_AIM_
Skip all pictures, then print the remaining material exactly.

[Stored data]
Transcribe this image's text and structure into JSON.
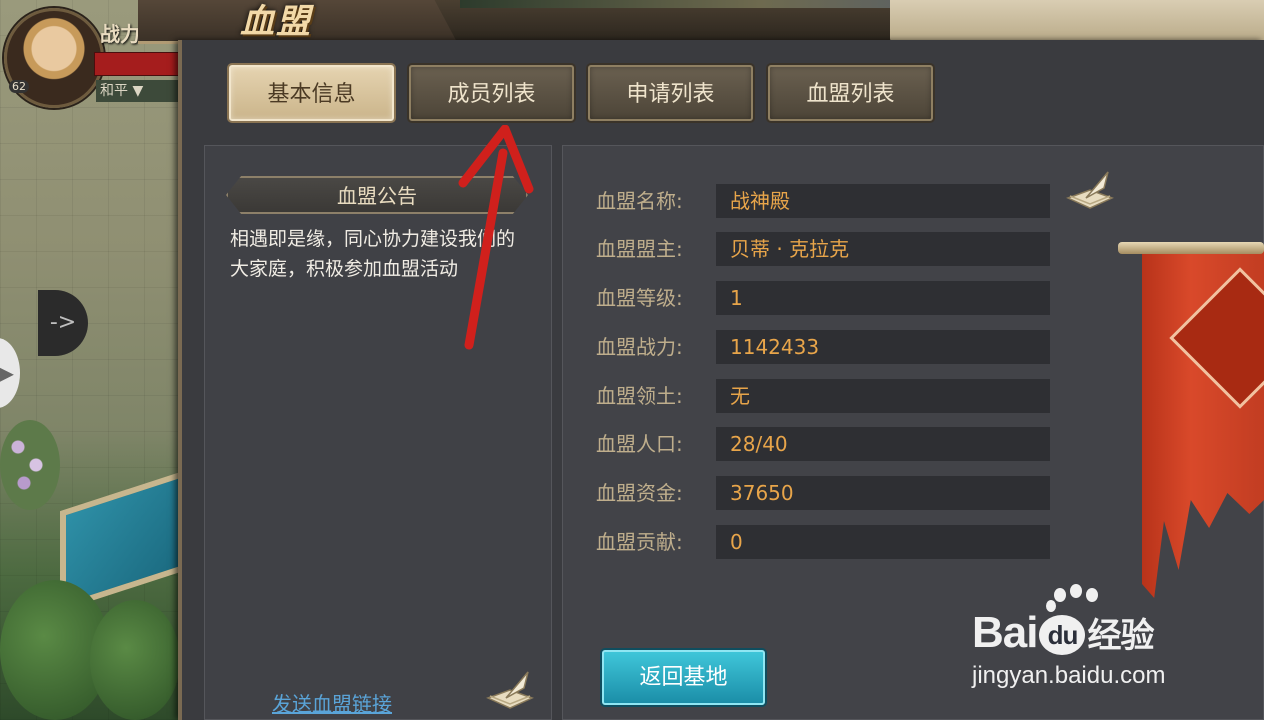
{
  "hud": {
    "power_label": "战力",
    "level": "62",
    "stance": "和平 ▼",
    "side_arrow": "->"
  },
  "window": {
    "title": "血盟"
  },
  "tabs": [
    {
      "label": "基本信息",
      "active": true
    },
    {
      "label": "成员列表",
      "active": false
    },
    {
      "label": "申请列表",
      "active": false
    },
    {
      "label": "血盟列表",
      "active": false
    }
  ],
  "notice": {
    "title": "血盟公告",
    "body": "相遇即是缘，同心协力建设我们的大家庭，积极参加血盟活动",
    "send_link": "发送血盟链接"
  },
  "info": {
    "rows": [
      {
        "label": "血盟名称:",
        "value": "战神殿"
      },
      {
        "label": "血盟盟主:",
        "value": "贝蒂 · 克拉克"
      },
      {
        "label": "血盟等级:",
        "value": "1"
      },
      {
        "label": "血盟战力:",
        "value": "1142433"
      },
      {
        "label": "血盟领土:",
        "value": "无"
      },
      {
        "label": "血盟人口:",
        "value": "28/40"
      },
      {
        "label": "血盟资金:",
        "value": "37650"
      },
      {
        "label": "血盟贡献:",
        "value": "0"
      }
    ],
    "return_button": "返回基地"
  },
  "colors": {
    "accent_gold": "#e8a54a",
    "label_tan": "#bfae8c",
    "annotation_red": "#d0201c",
    "return_button": "#2bb0c8"
  },
  "watermark": {
    "brand_left": "Bai",
    "brand_du": "du",
    "brand_cn": "经验",
    "url": "jingyan.baidu.com"
  }
}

_SOLUTION FOR THIS TASK_
Transcribe this image's text and structure into JSON.
{
  "hud": {
    "power_label": "战力",
    "level": "62",
    "stance": "和平 ▼",
    "side_arrow": "->"
  },
  "window": {
    "title": "血盟"
  },
  "tabs": [
    {
      "label": "基本信息",
      "active": true
    },
    {
      "label": "成员列表",
      "active": false
    },
    {
      "label": "申请列表",
      "active": false
    },
    {
      "label": "血盟列表",
      "active": false
    }
  ],
  "notice": {
    "title": "血盟公告",
    "body": "相遇即是缘，同心协力建设我们的大家庭，积极参加血盟活动",
    "send_link": "发送血盟链接"
  },
  "info": {
    "rows": [
      {
        "label": "血盟名称:",
        "value": "战神殿"
      },
      {
        "label": "血盟盟主:",
        "value": "贝蒂 · 克拉克"
      },
      {
        "label": "血盟等级:",
        "value": "1"
      },
      {
        "label": "血盟战力:",
        "value": "1142433"
      },
      {
        "label": "血盟领土:",
        "value": "无"
      },
      {
        "label": "血盟人口:",
        "value": "28/40"
      },
      {
        "label": "血盟资金:",
        "value": "37650"
      },
      {
        "label": "血盟贡献:",
        "value": "0"
      }
    ],
    "return_button": "返回基地"
  },
  "colors": {
    "accent_gold": "#e8a54a",
    "label_tan": "#bfae8c",
    "annotation_red": "#d0201c",
    "return_button": "#2bb0c8"
  },
  "watermark": {
    "brand_left": "Bai",
    "brand_du": "du",
    "brand_cn": "经验",
    "url": "jingyan.baidu.com"
  }
}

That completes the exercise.